--- START Available records ---
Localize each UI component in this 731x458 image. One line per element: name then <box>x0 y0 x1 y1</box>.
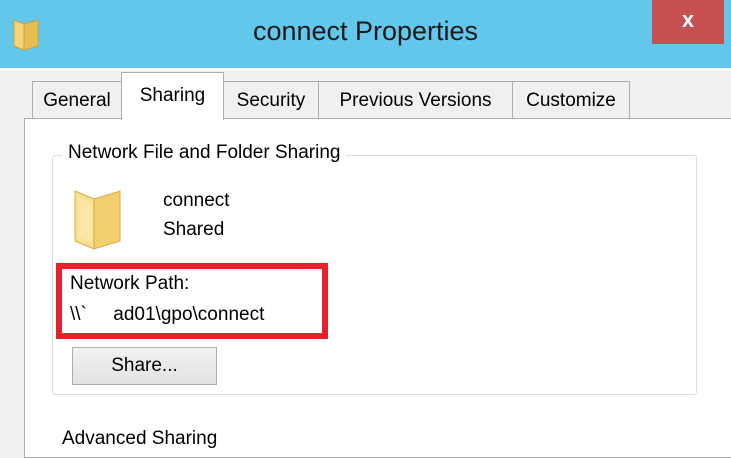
share-status: Shared <box>163 219 225 240</box>
network-path-label: Network Path: <box>70 273 190 294</box>
folder-name: connect <box>163 190 230 211</box>
close-button[interactable]: x <box>652 0 724 44</box>
tab-security[interactable]: Security <box>223 81 319 119</box>
share-button[interactable]: Share... <box>72 347 217 385</box>
tab-general[interactable]: General <box>32 81 122 119</box>
titlebar-divider <box>0 68 731 70</box>
folder-icon <box>74 190 121 250</box>
groupbox-title: Network File and Folder Sharing <box>62 142 347 164</box>
network-path-value[interactable]: \\` ad01\gpo\connect <box>70 304 264 326</box>
window-title: connect Properties <box>252 16 479 46</box>
tab-customize[interactable]: Customize <box>512 81 630 119</box>
advanced-sharing-title: Advanced Sharing <box>62 428 218 449</box>
tab-previous-versions[interactable]: Previous Versions <box>318 81 513 119</box>
tab-sharing[interactable]: Sharing <box>121 72 224 120</box>
title-bar: connect Properties x <box>0 0 731 68</box>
--- END Available records ---
» **Exercise task**: Rewrite the lines of the listing above as a numbered list, skipping any blank lines and leaving out the picture.

» **Task response**:
1. Localize each UI component in this 731x458 image. One line per element: name then <box>x0 y0 x1 y1</box>.
2. share-status: Shared <box>163 219 225 240</box>
3. network-path-label: Network Path: <box>70 273 190 294</box>
4. folder-name: connect <box>163 190 230 211</box>
5. close-button[interactable]: x <box>652 0 724 44</box>
6. tab-security[interactable]: Security <box>223 81 319 119</box>
7. share-button[interactable]: Share... <box>72 347 217 385</box>
8. tab-general[interactable]: General <box>32 81 122 119</box>
9. titlebar-divider <box>0 68 731 70</box>
10. folder-icon <box>74 190 121 250</box>
11. groupbox-title: Network File and Folder Sharing <box>62 142 347 164</box>
12. network-path-value[interactable]: \\` ad01\gpo\connect <box>70 304 264 326</box>
13. window-title: connect Properties <box>252 16 479 46</box>
14. tab-customize[interactable]: Customize <box>512 81 630 119</box>
15. advanced-sharing-title: Advanced Sharing <box>62 428 218 449</box>
16. tab-previous-versions[interactable]: Previous Versions <box>318 81 513 119</box>
17. tab-sharing[interactable]: Sharing <box>121 72 224 120</box>
18. title-bar: connect Properties x <box>0 0 731 68</box>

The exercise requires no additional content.